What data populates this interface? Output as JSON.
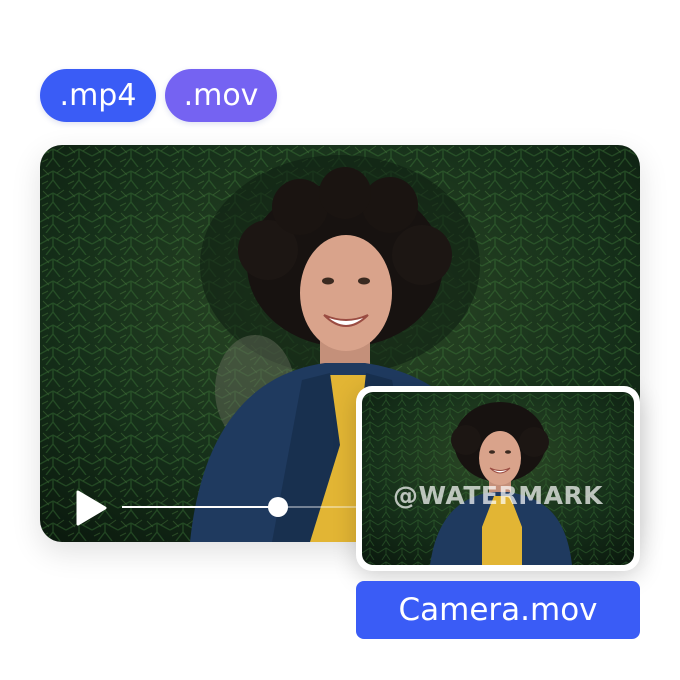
{
  "formats": [
    {
      "label": ".mp4",
      "color": "#3a5cf6"
    },
    {
      "label": ".mov",
      "color": "#7563f2"
    }
  ],
  "player": {
    "progress": 0.3,
    "play_icon": "play-icon",
    "scene": "portrait of a smiling woman with curly dark hair in a navy blazer and yellow top, surrounded by pine branches"
  },
  "thumbnail": {
    "watermark": "@WATERMARK"
  },
  "file": {
    "name": "Camera.mov",
    "color": "#3a5cf6"
  }
}
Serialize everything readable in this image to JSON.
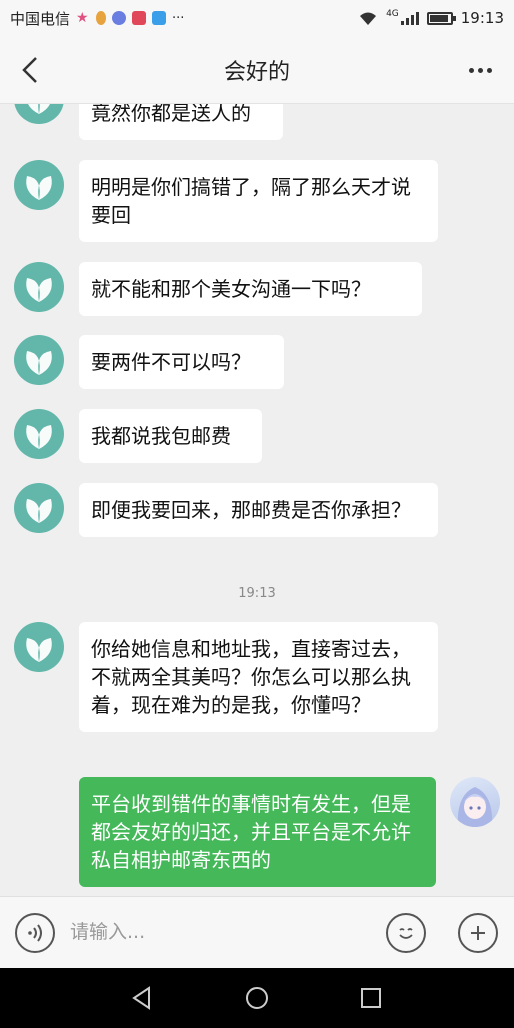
{
  "status": {
    "carrier": "中国电信",
    "more": "···",
    "network": "4G",
    "time": "19:13"
  },
  "header": {
    "title": "会好的"
  },
  "messages": [
    {
      "text": "竟然你都是送人的"
    },
    {
      "text": "明明是你们搞错了，隔了那么天才说要回"
    },
    {
      "text": "就不能和那个美女沟通一下吗？"
    },
    {
      "text": "要两件不可以吗？"
    },
    {
      "text": "我都说我包邮费"
    },
    {
      "text": "即便我要回来，那邮费是否你承担？"
    },
    {
      "text": "你给她信息和地址我，直接寄过去，不就两全其美吗？你怎么可以那么执着，现在难为的是我，你懂吗？"
    },
    {
      "text": "平台收到错件的事情时有发生，但是都会友好的归还，并且平台是不允许私自相护邮寄东西的"
    }
  ],
  "timestamp": "19:13",
  "input": {
    "placeholder": "请输入..."
  },
  "colors": {
    "outgoing": "#45b85a",
    "avatar": "#62b7aa"
  },
  "battery_level": 0.9
}
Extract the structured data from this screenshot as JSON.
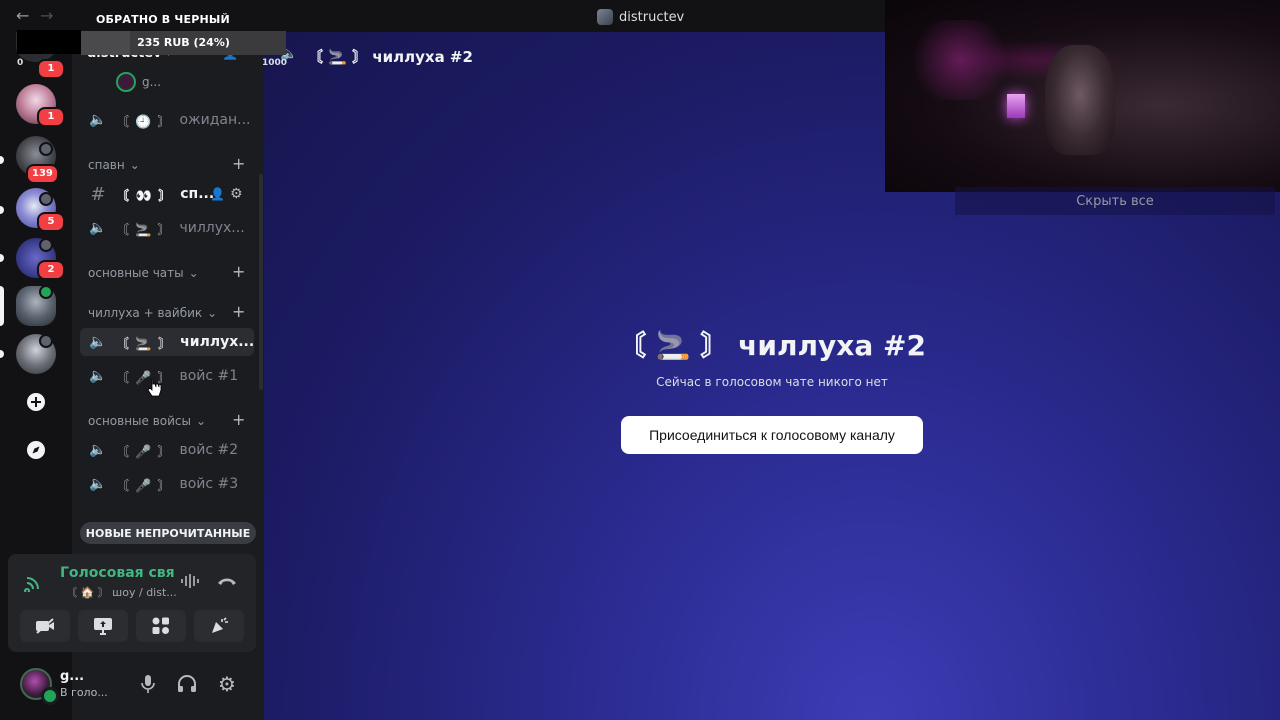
{
  "window": {
    "title": "distructev"
  },
  "donation": {
    "title": "ОБРАТНО В ЧЕРНЫЙ",
    "progress_text": "235 RUB (24%)",
    "progress": 0.24
  },
  "header_counts": {
    "left": "0",
    "right": "1000"
  },
  "rail": {
    "badges": [
      "1",
      "1",
      "139",
      "5",
      "2"
    ]
  },
  "sidebar": {
    "guild_name": "distructev",
    "top_partial": "g...",
    "categories": {
      "spawn": "спавн",
      "main_chats": "основные чаты",
      "chill": "чиллуха + вайбик",
      "main_voices": "основные войсы"
    },
    "channels": {
      "waiting": {
        "emoji": "〘 🕘 〙",
        "name": "ожидан..."
      },
      "sp": {
        "emoji": "〘 👀 〙",
        "name": "сп..."
      },
      "chill1": {
        "emoji": "〘 🚬 〙",
        "name": "чиллух..."
      },
      "chill2": {
        "emoji": "〘 🚬 〙",
        "name": "чиллух..."
      },
      "voice1": {
        "emoji": "〘 🎤 〙",
        "name": "войс #1"
      },
      "voice2": {
        "emoji": "〘 🎤 〙",
        "name": "войс #2"
      },
      "voice3": {
        "emoji": "〘 🎤 〙",
        "name": "войс #3"
      }
    },
    "unread_pill": "НОВЫЕ НЕПРОЧИТАННЫЕ"
  },
  "voice_panel": {
    "status": "Голосовая связь",
    "sub": "〘 🏠 〙 шоу / dist..."
  },
  "user": {
    "name": "g...",
    "status": "В голо..."
  },
  "main": {
    "header_title": "〘 🚬 〙 чиллуха #2",
    "center_title": "〘 🚬 〙 чиллуха #2",
    "center_sub": "Сейчас в голосовом чате никого нет",
    "join_button": "Присоединиться к голосовому каналу"
  },
  "camera": {
    "hide_all": "Скрыть все"
  },
  "colors": {
    "voice_connected": "#43b581",
    "badge": "#f23f43",
    "main_bg": "#2a2a8f"
  }
}
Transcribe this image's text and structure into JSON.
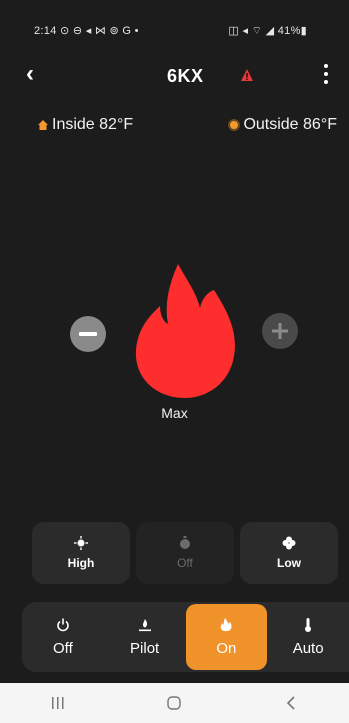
{
  "status": {
    "left": "2:14 ⊙ ⊖ ◂ ⋈ ⊚ G •",
    "right": "◫ ◂ ⌔ ◢ 41%▮"
  },
  "header": {
    "title": "6KX"
  },
  "temps": {
    "inside_label": "Inside 82°F",
    "outside_label": "Outside 86°F"
  },
  "flame": {
    "level_label": "Max"
  },
  "fan_buttons": [
    {
      "label": "High"
    },
    {
      "label": "Off"
    },
    {
      "label": "Low"
    }
  ],
  "modes": [
    {
      "label": "Off"
    },
    {
      "label": "Pilot"
    },
    {
      "label": "On"
    },
    {
      "label": "Auto"
    }
  ],
  "colors": {
    "accent": "#f0932b",
    "flame": "#ff2e2e",
    "background": "#1c1c1c"
  }
}
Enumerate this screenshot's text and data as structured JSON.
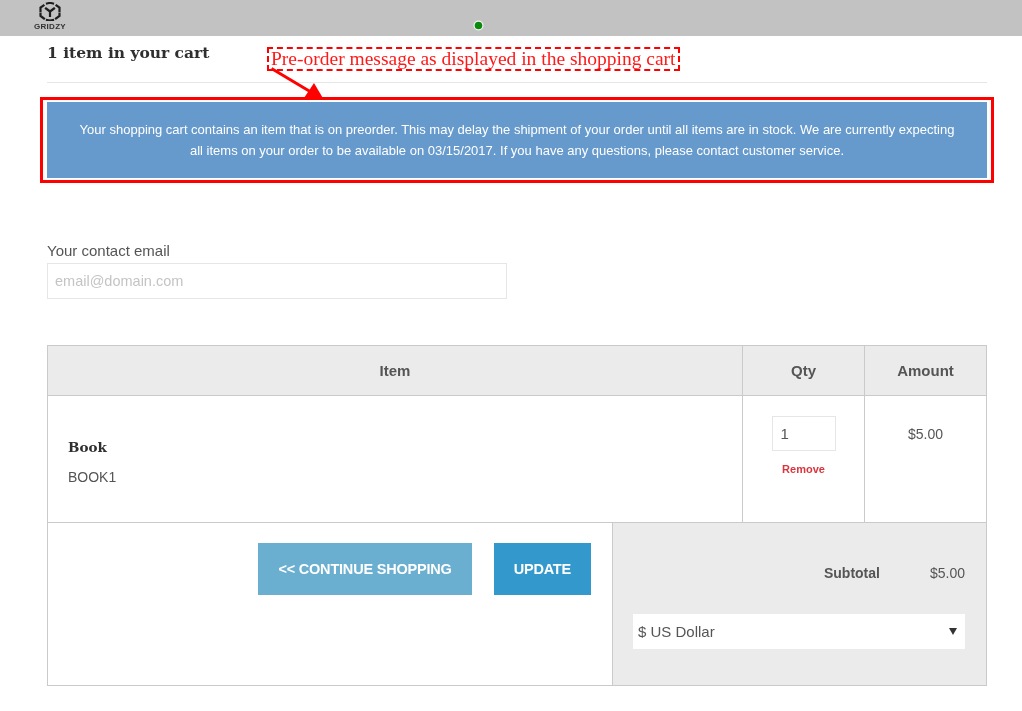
{
  "top_bar": {
    "logo_text": "GRIDZY"
  },
  "cart": {
    "heading": "1 item in your cart"
  },
  "annotation": {
    "text": "Pre-order message as displayed in the shopping cart"
  },
  "preorder_notice": {
    "text": "Your shopping cart contains an item that is on preorder. This may delay the shipment of your order until all items are in stock. We are currently expecting all items on your order to be available on 03/15/2017. If you have any questions, please contact customer service."
  },
  "contact_email": {
    "label": "Your contact email",
    "placeholder": "email@domain.com"
  },
  "table": {
    "columns": [
      "Item",
      "Qty",
      "Amount"
    ],
    "rows": [
      {
        "name": "Book",
        "sku": "BOOK1",
        "qty": "1",
        "remove": "Remove",
        "amount": "$5.00"
      }
    ]
  },
  "actions": [
    {
      "label": "<< CONTINUE SHOPPING",
      "kind": "secondary"
    },
    {
      "label": "UPDATE",
      "kind": "primary"
    }
  ],
  "summary": {
    "subtotal_label": "Subtotal",
    "subtotal": "$5.00",
    "currency": "$ US Dollar"
  }
}
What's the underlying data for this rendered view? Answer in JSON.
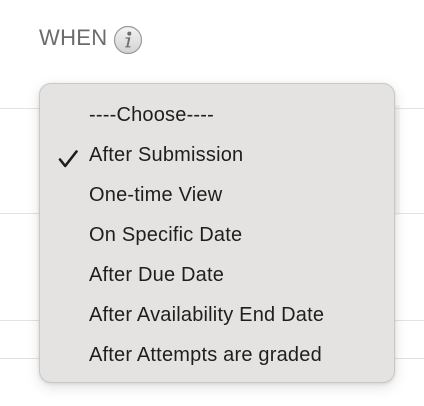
{
  "field": {
    "label": "WHEN",
    "info_icon": "info-icon"
  },
  "dropdown": {
    "options": [
      {
        "label": "----Choose----",
        "selected": false
      },
      {
        "label": "After Submission",
        "selected": true
      },
      {
        "label": "One-time View",
        "selected": false
      },
      {
        "label": "On Specific Date",
        "selected": false
      },
      {
        "label": "After Due Date",
        "selected": false
      },
      {
        "label": "After Availability End Date",
        "selected": false
      },
      {
        "label": "After Attempts are graded",
        "selected": false
      }
    ],
    "check_icon": "checkmark-icon"
  },
  "colors": {
    "menu_background": "#e4e3e2",
    "label_text": "#6b6b6b",
    "item_text": "#1e1e1e"
  }
}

★ ★ ★ ★ ★ ★ ★

Search the data for the word "status" and copy each line where it appears.

  "status": {
    "status": "Голосовая связь",
    "status": "В голо..."
  "status": {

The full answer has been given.